## WHAT YOU HAVE TO DO
Give only the number of lines in the records that include the string "tube".
BEGIN
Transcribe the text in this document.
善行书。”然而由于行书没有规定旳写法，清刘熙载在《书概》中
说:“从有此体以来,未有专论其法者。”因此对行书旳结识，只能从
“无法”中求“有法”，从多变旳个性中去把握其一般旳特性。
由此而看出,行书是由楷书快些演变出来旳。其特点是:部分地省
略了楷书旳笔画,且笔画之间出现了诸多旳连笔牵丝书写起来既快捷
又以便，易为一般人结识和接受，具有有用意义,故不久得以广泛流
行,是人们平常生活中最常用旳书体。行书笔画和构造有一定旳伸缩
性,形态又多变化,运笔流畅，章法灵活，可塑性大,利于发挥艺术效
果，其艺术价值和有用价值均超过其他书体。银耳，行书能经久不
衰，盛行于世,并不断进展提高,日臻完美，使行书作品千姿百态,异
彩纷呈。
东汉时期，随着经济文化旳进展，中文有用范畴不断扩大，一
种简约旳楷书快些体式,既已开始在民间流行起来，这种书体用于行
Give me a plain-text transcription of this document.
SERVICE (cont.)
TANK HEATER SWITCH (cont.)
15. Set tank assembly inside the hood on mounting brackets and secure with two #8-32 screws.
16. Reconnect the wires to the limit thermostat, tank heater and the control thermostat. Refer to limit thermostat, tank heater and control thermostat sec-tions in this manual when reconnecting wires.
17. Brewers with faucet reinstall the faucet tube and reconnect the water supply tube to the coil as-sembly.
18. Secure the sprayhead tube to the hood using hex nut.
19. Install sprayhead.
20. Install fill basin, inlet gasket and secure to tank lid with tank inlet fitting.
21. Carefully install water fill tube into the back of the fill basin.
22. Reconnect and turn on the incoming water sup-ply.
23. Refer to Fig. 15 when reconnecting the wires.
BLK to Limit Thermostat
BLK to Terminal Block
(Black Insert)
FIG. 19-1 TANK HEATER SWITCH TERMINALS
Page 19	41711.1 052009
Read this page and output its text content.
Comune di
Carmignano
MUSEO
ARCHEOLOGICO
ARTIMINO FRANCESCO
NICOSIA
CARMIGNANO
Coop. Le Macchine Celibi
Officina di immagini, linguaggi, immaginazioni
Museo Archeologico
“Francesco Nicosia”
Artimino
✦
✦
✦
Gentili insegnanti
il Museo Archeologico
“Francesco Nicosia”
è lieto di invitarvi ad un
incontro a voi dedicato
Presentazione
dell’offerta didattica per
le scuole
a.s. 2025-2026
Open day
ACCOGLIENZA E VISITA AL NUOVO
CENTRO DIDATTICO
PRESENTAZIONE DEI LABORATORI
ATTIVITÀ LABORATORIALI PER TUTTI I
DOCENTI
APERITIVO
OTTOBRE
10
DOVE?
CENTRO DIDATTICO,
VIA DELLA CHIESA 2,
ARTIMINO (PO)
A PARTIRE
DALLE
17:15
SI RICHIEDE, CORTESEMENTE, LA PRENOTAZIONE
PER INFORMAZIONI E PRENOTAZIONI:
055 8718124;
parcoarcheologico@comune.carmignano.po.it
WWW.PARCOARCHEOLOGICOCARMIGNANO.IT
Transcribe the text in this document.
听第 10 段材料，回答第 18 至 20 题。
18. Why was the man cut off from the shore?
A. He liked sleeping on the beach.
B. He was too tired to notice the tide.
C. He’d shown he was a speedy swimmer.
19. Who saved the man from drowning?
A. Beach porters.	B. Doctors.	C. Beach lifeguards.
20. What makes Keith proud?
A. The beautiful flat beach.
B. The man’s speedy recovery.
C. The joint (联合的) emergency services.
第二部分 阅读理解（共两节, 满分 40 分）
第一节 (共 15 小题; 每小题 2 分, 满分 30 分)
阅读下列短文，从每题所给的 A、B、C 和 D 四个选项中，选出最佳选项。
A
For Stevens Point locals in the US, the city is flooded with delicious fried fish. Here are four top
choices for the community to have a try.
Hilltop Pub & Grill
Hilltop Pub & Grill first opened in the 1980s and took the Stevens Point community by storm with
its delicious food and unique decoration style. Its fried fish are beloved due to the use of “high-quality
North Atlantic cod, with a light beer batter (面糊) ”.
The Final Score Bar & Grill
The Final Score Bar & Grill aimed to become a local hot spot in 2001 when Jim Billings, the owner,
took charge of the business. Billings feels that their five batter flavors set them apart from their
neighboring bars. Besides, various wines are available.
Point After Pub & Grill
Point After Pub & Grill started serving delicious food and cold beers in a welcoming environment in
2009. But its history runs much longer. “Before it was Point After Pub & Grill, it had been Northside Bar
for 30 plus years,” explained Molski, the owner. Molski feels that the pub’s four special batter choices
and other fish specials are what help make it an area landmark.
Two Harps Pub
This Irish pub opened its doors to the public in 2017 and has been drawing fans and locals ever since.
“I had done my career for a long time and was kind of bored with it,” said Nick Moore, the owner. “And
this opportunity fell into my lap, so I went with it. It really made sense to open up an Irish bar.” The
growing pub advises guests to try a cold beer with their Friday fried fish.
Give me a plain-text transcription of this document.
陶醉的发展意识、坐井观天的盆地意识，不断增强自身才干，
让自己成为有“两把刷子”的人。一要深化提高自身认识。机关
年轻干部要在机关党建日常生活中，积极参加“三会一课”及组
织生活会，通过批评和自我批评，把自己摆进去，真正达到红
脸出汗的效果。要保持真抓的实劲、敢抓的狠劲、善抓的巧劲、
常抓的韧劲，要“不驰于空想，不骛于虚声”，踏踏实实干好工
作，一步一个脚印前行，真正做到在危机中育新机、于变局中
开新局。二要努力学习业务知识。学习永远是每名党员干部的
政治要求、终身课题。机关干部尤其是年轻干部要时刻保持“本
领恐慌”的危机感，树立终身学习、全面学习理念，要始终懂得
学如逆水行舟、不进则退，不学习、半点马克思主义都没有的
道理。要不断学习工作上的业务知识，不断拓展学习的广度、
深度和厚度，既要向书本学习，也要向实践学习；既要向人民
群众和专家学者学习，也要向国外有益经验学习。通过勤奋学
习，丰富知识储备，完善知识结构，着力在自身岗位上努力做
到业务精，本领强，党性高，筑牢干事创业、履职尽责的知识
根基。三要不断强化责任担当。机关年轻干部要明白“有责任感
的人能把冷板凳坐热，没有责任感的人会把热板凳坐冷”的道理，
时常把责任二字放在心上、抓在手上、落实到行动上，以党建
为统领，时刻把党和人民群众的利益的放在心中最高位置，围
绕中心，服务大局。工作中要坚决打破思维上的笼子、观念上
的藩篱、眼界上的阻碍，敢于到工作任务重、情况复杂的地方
END
## SOLUTION TO THE EXERCISE
3